Reproduce every entry below with "heatmap" changed to "grid" and everything else left as it is.

**RECORDS:**
— START —

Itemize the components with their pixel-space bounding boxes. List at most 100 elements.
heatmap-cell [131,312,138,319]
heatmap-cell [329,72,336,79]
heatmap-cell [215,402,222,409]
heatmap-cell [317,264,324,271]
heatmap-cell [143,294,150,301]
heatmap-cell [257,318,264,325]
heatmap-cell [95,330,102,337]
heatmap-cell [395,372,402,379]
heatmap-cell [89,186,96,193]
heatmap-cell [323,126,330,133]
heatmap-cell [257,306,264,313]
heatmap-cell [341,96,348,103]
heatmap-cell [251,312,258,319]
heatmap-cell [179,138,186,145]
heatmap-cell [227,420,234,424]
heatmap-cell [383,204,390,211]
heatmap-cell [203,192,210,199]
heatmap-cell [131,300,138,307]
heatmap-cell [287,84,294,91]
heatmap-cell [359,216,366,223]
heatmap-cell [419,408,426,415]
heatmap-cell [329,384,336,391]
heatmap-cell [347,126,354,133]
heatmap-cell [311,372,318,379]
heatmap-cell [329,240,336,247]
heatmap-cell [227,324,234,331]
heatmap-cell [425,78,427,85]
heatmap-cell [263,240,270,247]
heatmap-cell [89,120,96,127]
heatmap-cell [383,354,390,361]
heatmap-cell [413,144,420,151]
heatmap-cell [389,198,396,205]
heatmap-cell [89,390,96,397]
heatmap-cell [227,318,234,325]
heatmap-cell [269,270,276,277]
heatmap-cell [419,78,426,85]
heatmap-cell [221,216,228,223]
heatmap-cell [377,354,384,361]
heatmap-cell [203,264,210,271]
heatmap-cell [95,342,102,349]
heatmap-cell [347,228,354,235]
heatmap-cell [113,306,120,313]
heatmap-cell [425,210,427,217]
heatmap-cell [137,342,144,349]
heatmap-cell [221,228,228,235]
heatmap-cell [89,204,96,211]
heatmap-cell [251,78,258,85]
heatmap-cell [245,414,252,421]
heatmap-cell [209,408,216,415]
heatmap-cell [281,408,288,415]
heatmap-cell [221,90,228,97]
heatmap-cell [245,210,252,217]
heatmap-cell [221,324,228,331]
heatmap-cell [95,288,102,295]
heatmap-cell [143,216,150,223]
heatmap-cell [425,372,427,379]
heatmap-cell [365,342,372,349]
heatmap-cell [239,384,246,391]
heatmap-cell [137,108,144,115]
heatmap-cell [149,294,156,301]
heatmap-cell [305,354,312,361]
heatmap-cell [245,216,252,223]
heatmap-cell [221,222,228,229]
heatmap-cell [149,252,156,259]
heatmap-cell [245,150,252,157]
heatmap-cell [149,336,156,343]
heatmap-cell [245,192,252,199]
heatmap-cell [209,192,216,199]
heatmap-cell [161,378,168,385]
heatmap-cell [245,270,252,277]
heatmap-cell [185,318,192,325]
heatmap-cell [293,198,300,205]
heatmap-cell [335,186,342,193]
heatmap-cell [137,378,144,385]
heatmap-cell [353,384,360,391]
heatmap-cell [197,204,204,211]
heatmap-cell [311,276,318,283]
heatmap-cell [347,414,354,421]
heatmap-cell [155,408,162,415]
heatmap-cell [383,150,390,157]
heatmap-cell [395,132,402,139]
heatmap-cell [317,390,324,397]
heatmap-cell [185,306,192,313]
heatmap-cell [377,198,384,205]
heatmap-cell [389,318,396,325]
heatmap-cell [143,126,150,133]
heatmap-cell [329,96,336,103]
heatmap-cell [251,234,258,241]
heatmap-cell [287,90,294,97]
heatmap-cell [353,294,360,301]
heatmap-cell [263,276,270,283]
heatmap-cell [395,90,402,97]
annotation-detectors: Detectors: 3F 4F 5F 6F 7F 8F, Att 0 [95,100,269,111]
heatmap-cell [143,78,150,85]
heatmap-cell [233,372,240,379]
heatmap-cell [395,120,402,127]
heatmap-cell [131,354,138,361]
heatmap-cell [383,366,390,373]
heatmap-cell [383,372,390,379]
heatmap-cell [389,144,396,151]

— END —

**RESPONSE:**
Itemize the components with their pixel-space bounding boxes. List at most 100 elements.
grid-cell [131,312,138,319]
grid-cell [329,72,336,79]
grid-cell [215,402,222,409]
grid-cell [317,264,324,271]
grid-cell [143,294,150,301]
grid-cell [257,318,264,325]
grid-cell [95,330,102,337]
grid-cell [395,372,402,379]
grid-cell [89,186,96,193]
grid-cell [323,126,330,133]
grid-cell [257,306,264,313]
grid-cell [341,96,348,103]
grid-cell [251,312,258,319]
grid-cell [179,138,186,145]
grid-cell [227,420,234,424]
grid-cell [383,204,390,211]
grid-cell [203,192,210,199]
grid-cell [131,300,138,307]
grid-cell [287,84,294,91]
grid-cell [359,216,366,223]
grid-cell [419,408,426,415]
grid-cell [329,384,336,391]
grid-cell [347,126,354,133]
grid-cell [311,372,318,379]
grid-cell [329,240,336,247]
grid-cell [227,324,234,331]
grid-cell [425,78,427,85]
grid-cell [263,240,270,247]
grid-cell [89,120,96,127]
grid-cell [383,354,390,361]
grid-cell [413,144,420,151]
grid-cell [389,198,396,205]
grid-cell [89,390,96,397]
grid-cell [227,318,234,325]
grid-cell [269,270,276,277]
grid-cell [419,78,426,85]
grid-cell [221,216,228,223]
grid-cell [377,354,384,361]
grid-cell [203,264,210,271]
grid-cell [95,342,102,349]
grid-cell [347,228,354,235]
grid-cell [113,306,120,313]
grid-cell [425,210,427,217]
grid-cell [137,342,144,349]
grid-cell [221,228,228,235]
grid-cell [89,204,96,211]
grid-cell [251,78,258,85]
grid-cell [245,414,252,421]
grid-cell [209,408,216,415]
grid-cell [281,408,288,415]
grid-cell [221,90,228,97]
grid-cell [245,210,252,217]
grid-cell [221,324,228,331]
grid-cell [95,288,102,295]
grid-cell [143,216,150,223]
grid-cell [425,372,427,379]
grid-cell [365,342,372,349]
grid-cell [239,384,246,391]
grid-cell [137,108,144,115]
grid-cell [149,294,156,301]
grid-cell [305,354,312,361]
grid-cell [245,216,252,223]
grid-cell [221,222,228,229]
grid-cell [149,252,156,259]
grid-cell [245,150,252,157]
grid-cell [149,336,156,343]
grid-cell [245,192,252,199]
grid-cell [209,192,216,199]
grid-cell [161,378,168,385]
grid-cell [245,270,252,277]
grid-cell [185,318,192,325]
grid-cell [293,198,300,205]
grid-cell [335,186,342,193]
grid-cell [137,378,144,385]
grid-cell [353,384,360,391]
grid-cell [197,204,204,211]
grid-cell [311,276,318,283]
grid-cell [347,414,354,421]
grid-cell [155,408,162,415]
grid-cell [383,150,390,157]
grid-cell [395,132,402,139]
grid-cell [317,390,324,397]
grid-cell [185,306,192,313]
grid-cell [377,198,384,205]
grid-cell [389,318,396,325]
grid-cell [143,126,150,133]
grid-cell [329,96,336,103]
grid-cell [251,234,258,241]
grid-cell [287,90,294,97]
grid-cell [353,294,360,301]
grid-cell [263,276,270,283]
grid-cell [395,90,402,97]
annotation-detectors: Detectors: 3F 4F 5F 6F 7F 8F, Att 0 [95,100,269,111]
grid-cell [143,78,150,85]
grid-cell [233,372,240,379]
grid-cell [395,120,402,127]
grid-cell [131,354,138,361]
grid-cell [383,366,390,373]
grid-cell [383,372,390,379]
grid-cell [389,144,396,151]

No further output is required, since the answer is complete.